What this task involves: Count every line of these entries that holds the word "permite", and reply with the number only.

Material provided:
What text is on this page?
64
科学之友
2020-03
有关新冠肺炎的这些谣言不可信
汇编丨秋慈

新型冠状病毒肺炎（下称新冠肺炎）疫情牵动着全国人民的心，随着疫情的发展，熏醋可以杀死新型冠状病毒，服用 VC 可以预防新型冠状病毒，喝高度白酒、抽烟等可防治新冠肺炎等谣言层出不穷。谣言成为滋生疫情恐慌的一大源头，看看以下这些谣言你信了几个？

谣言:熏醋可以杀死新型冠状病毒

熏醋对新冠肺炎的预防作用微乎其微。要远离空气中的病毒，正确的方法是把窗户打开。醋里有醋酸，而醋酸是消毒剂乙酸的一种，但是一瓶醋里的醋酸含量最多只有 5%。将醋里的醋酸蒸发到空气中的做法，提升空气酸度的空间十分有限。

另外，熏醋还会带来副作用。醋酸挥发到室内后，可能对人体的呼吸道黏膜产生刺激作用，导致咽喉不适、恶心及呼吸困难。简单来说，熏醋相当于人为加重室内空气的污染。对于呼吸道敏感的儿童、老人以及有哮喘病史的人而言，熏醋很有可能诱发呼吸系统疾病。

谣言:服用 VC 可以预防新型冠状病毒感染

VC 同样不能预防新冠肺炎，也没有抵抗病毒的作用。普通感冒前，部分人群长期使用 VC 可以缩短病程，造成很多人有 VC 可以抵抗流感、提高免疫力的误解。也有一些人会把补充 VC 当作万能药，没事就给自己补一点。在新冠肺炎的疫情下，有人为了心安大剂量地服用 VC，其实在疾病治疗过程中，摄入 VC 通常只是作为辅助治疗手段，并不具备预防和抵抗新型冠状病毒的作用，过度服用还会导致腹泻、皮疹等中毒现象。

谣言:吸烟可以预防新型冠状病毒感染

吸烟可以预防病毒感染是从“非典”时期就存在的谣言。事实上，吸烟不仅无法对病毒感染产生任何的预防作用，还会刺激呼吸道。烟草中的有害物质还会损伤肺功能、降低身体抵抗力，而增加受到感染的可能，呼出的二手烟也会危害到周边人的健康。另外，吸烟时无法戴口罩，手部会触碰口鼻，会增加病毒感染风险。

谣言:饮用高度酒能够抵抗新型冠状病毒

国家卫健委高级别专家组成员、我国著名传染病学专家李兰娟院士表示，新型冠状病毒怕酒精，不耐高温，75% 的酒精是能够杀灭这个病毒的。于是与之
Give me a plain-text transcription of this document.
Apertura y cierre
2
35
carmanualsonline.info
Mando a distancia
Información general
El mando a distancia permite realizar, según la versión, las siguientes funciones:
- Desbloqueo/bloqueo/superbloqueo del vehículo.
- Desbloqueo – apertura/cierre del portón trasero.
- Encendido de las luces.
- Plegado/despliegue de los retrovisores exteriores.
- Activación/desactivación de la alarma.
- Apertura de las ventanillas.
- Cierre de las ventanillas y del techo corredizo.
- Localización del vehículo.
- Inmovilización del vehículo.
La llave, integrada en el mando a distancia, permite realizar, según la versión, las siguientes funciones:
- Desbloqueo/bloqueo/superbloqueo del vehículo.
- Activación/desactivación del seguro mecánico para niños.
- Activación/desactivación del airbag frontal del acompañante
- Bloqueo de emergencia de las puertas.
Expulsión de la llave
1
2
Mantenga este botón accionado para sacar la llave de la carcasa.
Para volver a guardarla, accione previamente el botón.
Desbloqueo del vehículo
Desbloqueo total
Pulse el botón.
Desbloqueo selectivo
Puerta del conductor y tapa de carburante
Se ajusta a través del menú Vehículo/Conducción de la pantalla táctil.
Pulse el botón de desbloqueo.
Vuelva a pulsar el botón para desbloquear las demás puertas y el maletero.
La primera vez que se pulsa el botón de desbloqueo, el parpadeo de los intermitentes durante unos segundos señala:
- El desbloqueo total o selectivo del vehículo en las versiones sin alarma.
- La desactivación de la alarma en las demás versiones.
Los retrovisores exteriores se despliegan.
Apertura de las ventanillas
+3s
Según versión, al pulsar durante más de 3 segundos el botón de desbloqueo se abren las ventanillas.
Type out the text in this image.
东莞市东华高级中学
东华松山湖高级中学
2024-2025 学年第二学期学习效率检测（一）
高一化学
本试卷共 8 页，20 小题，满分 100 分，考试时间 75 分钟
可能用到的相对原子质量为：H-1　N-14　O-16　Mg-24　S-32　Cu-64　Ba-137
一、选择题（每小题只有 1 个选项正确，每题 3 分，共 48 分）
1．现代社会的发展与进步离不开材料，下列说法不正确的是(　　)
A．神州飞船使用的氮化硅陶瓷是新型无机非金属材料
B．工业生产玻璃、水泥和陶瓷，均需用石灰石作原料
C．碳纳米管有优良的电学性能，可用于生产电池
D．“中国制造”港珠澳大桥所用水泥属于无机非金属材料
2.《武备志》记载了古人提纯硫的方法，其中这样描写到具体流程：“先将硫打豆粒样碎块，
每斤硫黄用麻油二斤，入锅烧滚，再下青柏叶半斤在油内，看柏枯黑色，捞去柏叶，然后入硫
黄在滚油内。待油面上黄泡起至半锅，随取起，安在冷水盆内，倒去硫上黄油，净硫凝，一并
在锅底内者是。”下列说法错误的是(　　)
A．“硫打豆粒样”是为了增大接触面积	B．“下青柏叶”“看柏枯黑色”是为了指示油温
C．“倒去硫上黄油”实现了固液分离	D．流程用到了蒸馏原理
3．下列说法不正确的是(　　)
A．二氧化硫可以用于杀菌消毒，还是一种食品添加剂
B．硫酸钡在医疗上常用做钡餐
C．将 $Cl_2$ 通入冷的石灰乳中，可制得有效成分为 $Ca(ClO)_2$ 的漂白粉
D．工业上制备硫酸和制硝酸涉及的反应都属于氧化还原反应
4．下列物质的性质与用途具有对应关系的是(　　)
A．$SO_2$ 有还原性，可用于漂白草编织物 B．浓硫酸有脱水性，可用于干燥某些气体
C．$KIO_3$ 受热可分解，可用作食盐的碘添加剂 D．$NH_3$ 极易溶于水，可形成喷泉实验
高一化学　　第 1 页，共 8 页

Answer to the task: 2